GIVEN EXERCISE:
Set down every entry again word for word, please, but skip the pictures.

SUPPLIED MATERIAL:
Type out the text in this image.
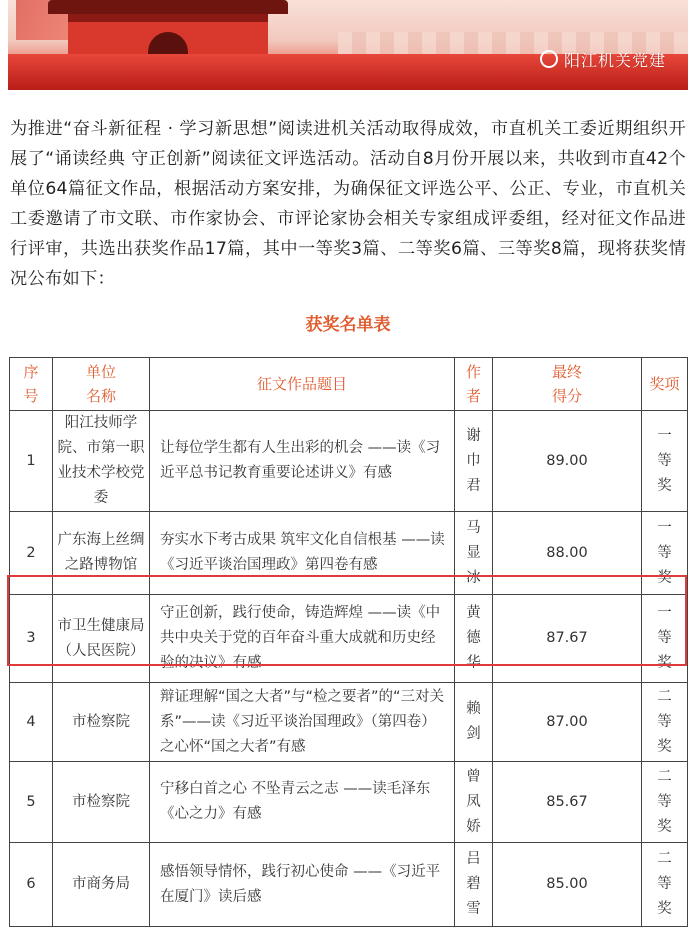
阳江机关党建
为推进“奋斗新征程 · 学习新思想”阅读进机关活动取得成效，市直机关工委近期组织开展了“诵读经典 守正创新”阅读征文评选活动。活动自8月份开展以来，共收到市直42个单位64篇征文作品，根据活动方案安排，为确保征文评选公平、公正、专业，市直机关工委邀请了市文联、市作家协会、市评论家协会相关专家组成评委组，经对征文作品进行评审，共选出获奖作品17篇，其中一等奖3篇、二等奖6篇、三等奖8篇，现将获奖情况公布如下：
获奖名单表
序号	单位名称	征文作品题目	作者	最终得分	奖项
1	阳江技师学院、市第一职业技术学校党委	让每位学生都有人生出彩的机会 ——读《习近平总书记教育重要论述讲义》有感	谢巾君	89.00	一等奖

2	广东海上丝绸之路博物馆	夯实水下考古成果 筑牢文化自信根基 ——读《习近平谈治国理政》第四卷有感	马显冰	88.00	一等奖

3	市卫生健康局（人民医院）	守正创新，践行使命，铸造辉煌 ——读《中共中央关于党的百年奋斗重大成就和历史经验的决议》有感	黄德华	87.67	一等奖

4	市检察院	辩证理解“国之大者”与“检之要者”的“三对关系”——读《习近平谈治国理政》（第四卷）之心怀“国之大者”有感	赖剑	87.00	二等奖

5	市检察院	宁移白首之心 不坠青云之志 ——读毛泽东《心之力》有感	曾凤娇	85.67	二等奖

6	市商务局	感悟领导情怀，践行初心使命 ——《习近平在厦门》读后感	吕碧雪	85.00	二等奖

RIGHT ANSWER:
Type out the text in this image.
阳江机关党建
为推进“奋斗新征程 · 学习新思想”阅读进机关活动取得成效，市直机关工委近期组织开展了“诵读经典 守正创新”阅读征文评选活动。活动自8月份开展以来，共收到市直42个单位64篇征文作品，根据活动方案安排，为确保征文评选公平、公正、专业，市直机关工委邀请了市文联、市作家协会、市评论家协会相关专家组成评委组，经对征文作品进行评审，共选出获奖作品17篇，其中一等奖3篇、二等奖6篇、三等奖8篇，现将获奖情况公布如下：
获奖名单表
序号	单位名称	征文作品题目	作者	最终得分	奖项
1	阳江技师学院、市第一职业技术学校党委	让每位学生都有人生出彩的机会 ——读《习近平总书记教育重要论述讲义》有感	谢巾君	89.00	一等奖

2	广东海上丝绸之路博物馆	夯实水下考古成果 筑牢文化自信根基 ——读《习近平谈治国理政》第四卷有感	马显冰	88.00	一等奖

3	市卫生健康局（人民医院）	守正创新，践行使命，铸造辉煌 ——读《中共中央关于党的百年奋斗重大成就和历史经验的决议》有感	黄德华	87.67	一等奖

4	市检察院	辩证理解“国之大者”与“检之要者”的“三对关系”——读《习近平谈治国理政》（第四卷）之心怀“国之大者”有感	赖剑	87.00	二等奖

5	市检察院	宁移白首之心 不坠青云之志 ——读毛泽东《心之力》有感	曾凤娇	85.67	二等奖

6	市商务局	感悟领导情怀，践行初心使命 ——《习近平在厦门》读后感	吕碧雪	85.00	二等奖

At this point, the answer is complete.